### [DATA LISTING]

* * * * * * * * *

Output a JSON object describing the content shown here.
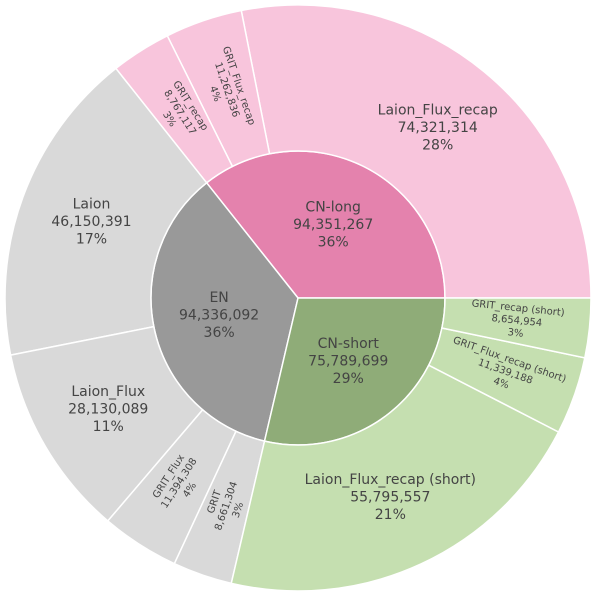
{
  "chart_data": {
    "type": "sunburst",
    "nodes": [
      {
        "name": "CN-long",
        "value": 94351267,
        "value_label": "94,351,267",
        "percent_label": "36%",
        "color": "#e482ad",
        "child_color": "#f8c5dc",
        "children": [
          {
            "name": "Laion_Flux_recap",
            "value": 74321314,
            "value_label": "74,321,314",
            "percent_label": "28%"
          },
          {
            "name": "GRIT_Flux_recap",
            "value": 11262836,
            "value_label": "11,262,836",
            "percent_label": "4%"
          },
          {
            "name": "GRIT_recap",
            "value": 8767117,
            "value_label": "8,767,117",
            "percent_label": "3%"
          }
        ]
      },
      {
        "name": "EN",
        "value": 94336092,
        "value_label": "94,336,092",
        "percent_label": "36%",
        "color": "#999999",
        "child_color": "#d9d9d9",
        "children": [
          {
            "name": "Laion",
            "value": 46150391,
            "value_label": "46,150,391",
            "percent_label": "17%"
          },
          {
            "name": "Laion_Flux",
            "value": 28130089,
            "value_label": "28,130,089",
            "percent_label": "11%"
          },
          {
            "name": "GRIT_Flux",
            "value": 11394308,
            "value_label": "11,394,308",
            "percent_label": "4%"
          },
          {
            "name": "GRIT",
            "value": 8661304,
            "value_label": "8,661,304",
            "percent_label": "3%"
          }
        ]
      },
      {
        "name": "CN-short",
        "value": 75789699,
        "value_label": "75,789,699",
        "percent_label": "29%",
        "color": "#8fac78",
        "child_color": "#c5dfb0",
        "children": [
          {
            "name": "Laion_Flux_recap (short)",
            "value": 55795557,
            "value_label": "55,795,557",
            "percent_label": "21%"
          },
          {
            "name": "GRIT_Flux_recap (short)",
            "value": 11339188,
            "value_label": "11,339,188",
            "percent_label": "4%"
          },
          {
            "name": "GRIT_recap (short)",
            "value": 8654954,
            "value_label": "8,654,954",
            "percent_label": "3%"
          }
        ]
      }
    ]
  }
}
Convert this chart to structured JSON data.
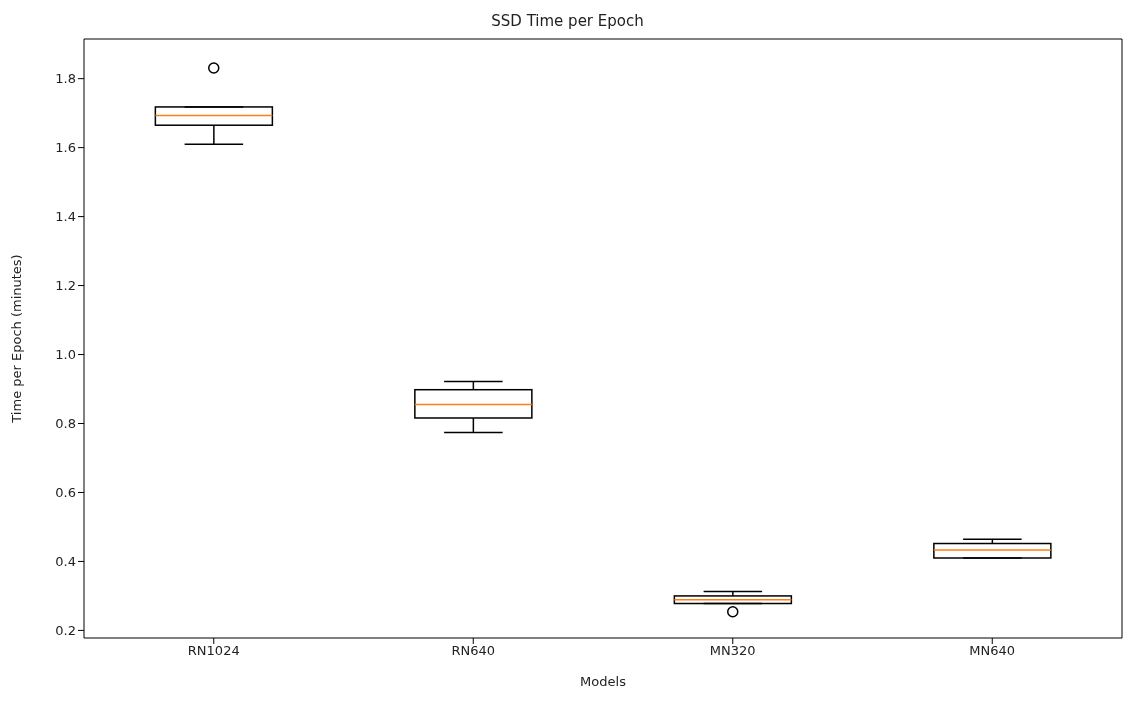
{
  "chart_data": {
    "type": "box",
    "title": "SSD Time per Epoch",
    "xlabel": "Models",
    "ylabel": "Time per Epoch (minutes)",
    "categories": [
      "RN1024",
      "RN640",
      "MN320",
      "MN640"
    ],
    "boxes": [
      {
        "low": 1.61,
        "q1": 1.665,
        "median": 1.693,
        "q3": 1.718,
        "high": 1.718,
        "outliers": [
          1.831
        ]
      },
      {
        "low": 0.774,
        "q1": 0.816,
        "median": 0.855,
        "q3": 0.898,
        "high": 0.922
      },
      {
        "low": 0.278,
        "q1": 0.278,
        "median": 0.289,
        "q3": 0.3,
        "high": 0.313,
        "outliers": [
          0.254
        ]
      },
      {
        "low": 0.41,
        "q1": 0.41,
        "median": 0.433,
        "q3": 0.452,
        "high": 0.464
      }
    ],
    "ylim": [
      0.178,
      1.915
    ],
    "yticks": [
      0.2,
      0.4,
      0.6,
      0.8,
      {
        "value": 1,
        "label": "1.0"
      },
      1.2,
      1.4,
      1.6,
      1.8
    ],
    "grid": false,
    "legend": false
  }
}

* * * * * * * * *

### [TASK STATEMENT]
Write out an exact reproduction of the lines from the line that holds "Convert this chart to structured JSON data." to the bottom of the listing above, both ends included. Exclude pictures.

### [FULL OUTPUT]
Convert this chart to structured JSON data.
{
  "chart_data": {
    "type": "box",
    "title": "SSD Time per Epoch",
    "xlabel": "Models",
    "ylabel": "Time per Epoch (minutes)",
    "categories": [
      "RN1024",
      "RN640",
      "MN320",
      "MN640"
    ],
    "boxes": [
      {
        "low": 1.61,
        "q1": 1.665,
        "median": 1.693,
        "q3": 1.718,
        "high": 1.718,
        "outliers": [
          1.831
        ]
      },
      {
        "low": 0.774,
        "q1": 0.816,
        "median": 0.855,
        "q3": 0.898,
        "high": 0.922
      },
      {
        "low": 0.278,
        "q1": 0.278,
        "median": 0.289,
        "q3": 0.3,
        "high": 0.313,
        "outliers": [
          0.254
        ]
      },
      {
        "low": 0.41,
        "q1": 0.41,
        "median": 0.433,
        "q3": 0.452,
        "high": 0.464
      }
    ],
    "ylim": [
      0.178,
      1.915
    ],
    "yticks": [
      0.2,
      0.4,
      0.6,
      0.8,
      {
        "value": 1,
        "label": "1.0"
      },
      1.2,
      1.4,
      1.6,
      1.8
    ],
    "grid": false,
    "legend": false
  }
}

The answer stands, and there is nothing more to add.